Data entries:
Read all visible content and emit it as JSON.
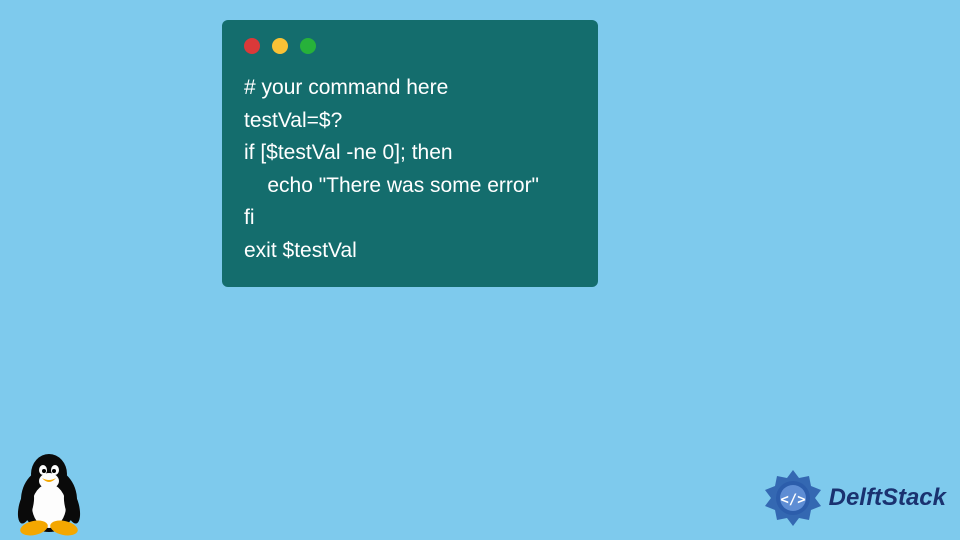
{
  "terminal": {
    "window_controls": {
      "red": "#da3939",
      "yellow": "#f9c235",
      "green": "#27b13a"
    },
    "code_lines": [
      "# your command here",
      "testVal=$?",
      "if [$testVal -ne 0]; then",
      "    echo \"There was some error\"",
      "fi",
      "exit $testVal"
    ]
  },
  "branding": {
    "name": "DelftStack",
    "mascot": "tux-penguin"
  }
}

**Brief**
Retype all the records shown above, character for character. Omit every picture.

**Full answer**
Read all visible content and emit it as JSON.
{
  "terminal": {
    "window_controls": {
      "red": "#da3939",
      "yellow": "#f9c235",
      "green": "#27b13a"
    },
    "code_lines": [
      "# your command here",
      "testVal=$?",
      "if [$testVal -ne 0]; then",
      "    echo \"There was some error\"",
      "fi",
      "exit $testVal"
    ]
  },
  "branding": {
    "name": "DelftStack",
    "mascot": "tux-penguin"
  }
}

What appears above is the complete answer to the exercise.